◆ Data entries
[START]
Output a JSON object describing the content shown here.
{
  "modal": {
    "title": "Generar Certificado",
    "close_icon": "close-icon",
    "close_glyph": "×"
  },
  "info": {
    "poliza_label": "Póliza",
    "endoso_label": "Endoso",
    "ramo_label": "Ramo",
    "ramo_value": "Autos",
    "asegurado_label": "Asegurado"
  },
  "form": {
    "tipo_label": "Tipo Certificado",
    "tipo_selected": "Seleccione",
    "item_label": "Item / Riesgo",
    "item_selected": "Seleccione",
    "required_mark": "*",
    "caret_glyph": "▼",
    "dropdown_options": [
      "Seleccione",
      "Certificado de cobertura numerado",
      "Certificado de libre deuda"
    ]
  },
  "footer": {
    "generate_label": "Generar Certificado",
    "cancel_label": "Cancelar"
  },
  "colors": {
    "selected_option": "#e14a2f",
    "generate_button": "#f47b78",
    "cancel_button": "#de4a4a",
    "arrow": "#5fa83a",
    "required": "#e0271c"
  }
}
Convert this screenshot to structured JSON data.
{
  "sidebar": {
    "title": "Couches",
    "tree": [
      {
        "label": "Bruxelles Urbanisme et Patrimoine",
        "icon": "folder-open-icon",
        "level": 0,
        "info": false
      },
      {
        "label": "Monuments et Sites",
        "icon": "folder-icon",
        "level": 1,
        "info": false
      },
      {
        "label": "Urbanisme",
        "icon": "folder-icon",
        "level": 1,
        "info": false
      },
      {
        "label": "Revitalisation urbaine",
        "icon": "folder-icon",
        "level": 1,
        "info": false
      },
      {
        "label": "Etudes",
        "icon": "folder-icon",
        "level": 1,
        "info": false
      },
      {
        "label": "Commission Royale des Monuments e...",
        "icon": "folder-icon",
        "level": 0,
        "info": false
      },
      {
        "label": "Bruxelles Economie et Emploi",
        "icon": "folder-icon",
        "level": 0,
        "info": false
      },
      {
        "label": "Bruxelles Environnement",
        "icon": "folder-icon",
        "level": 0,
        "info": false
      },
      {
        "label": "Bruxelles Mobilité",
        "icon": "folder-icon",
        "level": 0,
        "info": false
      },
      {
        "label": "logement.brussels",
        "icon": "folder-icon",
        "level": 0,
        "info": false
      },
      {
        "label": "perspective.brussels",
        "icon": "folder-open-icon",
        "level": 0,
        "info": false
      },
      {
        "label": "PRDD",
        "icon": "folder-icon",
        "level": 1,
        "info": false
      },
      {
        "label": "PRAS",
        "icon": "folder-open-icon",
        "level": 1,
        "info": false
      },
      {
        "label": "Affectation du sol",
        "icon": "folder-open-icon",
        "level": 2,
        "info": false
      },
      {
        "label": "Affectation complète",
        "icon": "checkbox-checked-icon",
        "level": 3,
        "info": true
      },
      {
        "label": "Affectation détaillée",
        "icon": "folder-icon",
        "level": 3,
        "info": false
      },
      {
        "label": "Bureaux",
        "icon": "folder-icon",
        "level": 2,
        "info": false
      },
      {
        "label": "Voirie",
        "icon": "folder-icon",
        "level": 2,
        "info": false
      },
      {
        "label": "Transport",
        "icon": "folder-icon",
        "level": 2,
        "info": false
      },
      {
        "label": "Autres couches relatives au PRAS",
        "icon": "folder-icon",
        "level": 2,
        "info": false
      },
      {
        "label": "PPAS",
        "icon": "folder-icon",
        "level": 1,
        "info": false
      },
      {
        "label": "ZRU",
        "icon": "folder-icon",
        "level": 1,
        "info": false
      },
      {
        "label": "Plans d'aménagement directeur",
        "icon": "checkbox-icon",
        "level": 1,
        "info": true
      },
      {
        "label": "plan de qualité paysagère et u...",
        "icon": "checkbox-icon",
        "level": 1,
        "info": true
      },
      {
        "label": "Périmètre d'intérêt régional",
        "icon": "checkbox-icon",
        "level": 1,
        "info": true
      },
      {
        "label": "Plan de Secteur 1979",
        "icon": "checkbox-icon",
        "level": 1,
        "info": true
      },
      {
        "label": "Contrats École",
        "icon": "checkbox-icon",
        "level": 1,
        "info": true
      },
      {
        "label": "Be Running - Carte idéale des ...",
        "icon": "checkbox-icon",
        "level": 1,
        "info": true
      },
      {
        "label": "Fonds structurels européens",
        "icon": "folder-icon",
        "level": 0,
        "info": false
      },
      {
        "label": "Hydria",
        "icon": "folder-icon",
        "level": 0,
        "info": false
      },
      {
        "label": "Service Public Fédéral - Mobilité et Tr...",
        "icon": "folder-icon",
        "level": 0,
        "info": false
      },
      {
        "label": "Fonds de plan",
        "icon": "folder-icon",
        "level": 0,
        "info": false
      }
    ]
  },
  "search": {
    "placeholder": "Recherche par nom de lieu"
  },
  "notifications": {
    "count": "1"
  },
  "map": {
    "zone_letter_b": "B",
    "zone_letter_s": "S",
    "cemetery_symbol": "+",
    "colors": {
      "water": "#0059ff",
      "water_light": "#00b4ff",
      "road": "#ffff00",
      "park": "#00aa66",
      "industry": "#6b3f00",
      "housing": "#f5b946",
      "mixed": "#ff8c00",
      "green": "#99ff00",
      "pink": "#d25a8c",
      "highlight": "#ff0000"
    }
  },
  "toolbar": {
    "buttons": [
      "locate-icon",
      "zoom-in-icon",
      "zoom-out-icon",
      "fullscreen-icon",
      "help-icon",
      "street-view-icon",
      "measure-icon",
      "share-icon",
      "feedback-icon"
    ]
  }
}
[END]
◆ Exercise
Recopy the entries above exactly, with every line included.

◆ Written reply
Output a JSON object describing the content shown here.
{
  "modal": {
    "title": "Generar Certificado",
    "close_icon": "close-icon",
    "close_glyph": "×"
  },
  "info": {
    "poliza_label": "Póliza",
    "endoso_label": "Endoso",
    "ramo_label": "Ramo",
    "ramo_value": "Autos",
    "asegurado_label": "Asegurado"
  },
  "form": {
    "tipo_label": "Tipo Certificado",
    "tipo_selected": "Seleccione",
    "item_label": "Item / Riesgo",
    "item_selected": "Seleccione",
    "required_mark": "*",
    "caret_glyph": "▼",
    "dropdown_options": [
      "Seleccione",
      "Certificado de cobertura numerado",
      "Certificado de libre deuda"
    ]
  },
  "footer": {
    "generate_label": "Generar Certificado",
    "cancel_label": "Cancelar"
  },
  "colors": {
    "selected_option": "#e14a2f",
    "generate_button": "#f47b78",
    "cancel_button": "#de4a4a",
    "arrow": "#5fa83a",
    "required": "#e0271c"
  }
}
Convert this screenshot to structured JSON data.
{
  "sidebar": {
    "title": "Couches",
    "tree": [
      {
        "label": "Bruxelles Urbanisme et Patrimoine",
        "icon": "folder-open-icon",
        "level": 0,
        "info": false
      },
      {
        "label": "Monuments et Sites",
        "icon": "folder-icon",
        "level": 1,
        "info": false
      },
      {
        "label": "Urbanisme",
        "icon": "folder-icon",
        "level": 1,
        "info": false
      },
      {
        "label": "Revitalisation urbaine",
        "icon": "folder-icon",
        "level": 1,
        "info": false
      },
      {
        "label": "Etudes",
        "icon": "folder-icon",
        "level": 1,
        "info": false
      },
      {
        "label": "Commission Royale des Monuments e...",
        "icon": "folder-icon",
        "level": 0,
        "info": false
      },
      {
        "label": "Bruxelles Economie et Emploi",
        "icon": "folder-icon",
        "level": 0,
        "info": false
      },
      {
        "label": "Bruxelles Environnement",
        "icon": "folder-icon",
        "level": 0,
        "info": false
      },
      {
        "label": "Bruxelles Mobilité",
        "icon": "folder-icon",
        "level": 0,
        "info": false
      },
      {
        "label": "logement.brussels",
        "icon": "folder-icon",
        "level": 0,
        "info": false
      },
      {
        "label": "perspective.brussels",
        "icon": "folder-open-icon",
        "level": 0,
        "info": false
      },
      {
        "label": "PRDD",
        "icon": "folder-icon",
        "level": 1,
        "info": false
      },
      {
        "label": "PRAS",
        "icon": "folder-open-icon",
        "level": 1,
        "info": false
      },
      {
        "label": "Affectation du sol",
        "icon": "folder-open-icon",
        "level": 2,
        "info": false
      },
      {
        "label": "Affectation complète",
        "icon": "checkbox-checked-icon",
        "level": 3,
        "info": true
      },
      {
        "label": "Affectation détaillée",
        "icon": "folder-icon",
        "level": 3,
        "info": false
      },
      {
        "label": "Bureaux",
        "icon": "folder-icon",
        "level": 2,
        "info": false
      },
      {
        "label": "Voirie",
        "icon": "folder-icon",
        "level": 2,
        "info": false
      },
      {
        "label": "Transport",
        "icon": "folder-icon",
        "level": 2,
        "info": false
      },
      {
        "label": "Autres couches relatives au PRAS",
        "icon": "folder-icon",
        "level": 2,
        "info": false
      },
      {
        "label": "PPAS",
        "icon": "folder-icon",
        "level": 1,
        "info": false
      },
      {
        "label": "ZRU",
        "icon": "folder-icon",
        "level": 1,
        "info": false
      },
      {
        "label": "Plans d'aménagement directeur",
        "icon": "checkbox-icon",
        "level": 1,
        "info": true
      },
      {
        "label": "plan de qualité paysagère et u...",
        "icon": "checkbox-icon",
        "level": 1,
        "info": true
      },
      {
        "label": "Périmètre d'intérêt régional",
        "icon": "checkbox-icon",
        "level": 1,
        "info": true
      },
      {
        "label": "Plan de Secteur 1979",
        "icon": "checkbox-icon",
        "level": 1,
        "info": true
      },
      {
        "label": "Contrats École",
        "icon": "checkbox-icon",
        "level": 1,
        "info": true
      },
      {
        "label": "Be Running - Carte idéale des ...",
        "icon": "checkbox-icon",
        "level": 1,
        "info": true
      },
      {
        "label": "Fonds structurels européens",
        "icon": "folder-icon",
        "level": 0,
        "info": false
      },
      {
        "label": "Hydria",
        "icon": "folder-icon",
        "level": 0,
        "info": false
      },
      {
        "label": "Service Public Fédéral - Mobilité et Tr...",
        "icon": "folder-icon",
        "level": 0,
        "info": false
      },
      {
        "label": "Fonds de plan",
        "icon": "folder-icon",
        "level": 0,
        "info": false
      }
    ]
  },
  "search": {
    "placeholder": "Recherche par nom de lieu"
  },
  "notifications": {
    "count": "1"
  },
  "map": {
    "zone_letter_b": "B",
    "zone_letter_s": "S",
    "cemetery_symbol": "+",
    "colors": {
      "water": "#0059ff",
      "water_light": "#00b4ff",
      "road": "#ffff00",
      "park": "#00aa66",
      "industry": "#6b3f00",
      "housing": "#f5b946",
      "mixed": "#ff8c00",
      "green": "#99ff00",
      "pink": "#d25a8c",
      "highlight": "#ff0000"
    }
  },
  "toolbar": {
    "buttons": [
      "locate-icon",
      "zoom-in-icon",
      "zoom-out-icon",
      "fullscreen-icon",
      "help-icon",
      "street-view-icon",
      "measure-icon",
      "share-icon",
      "feedback-icon"
    ]
  }
}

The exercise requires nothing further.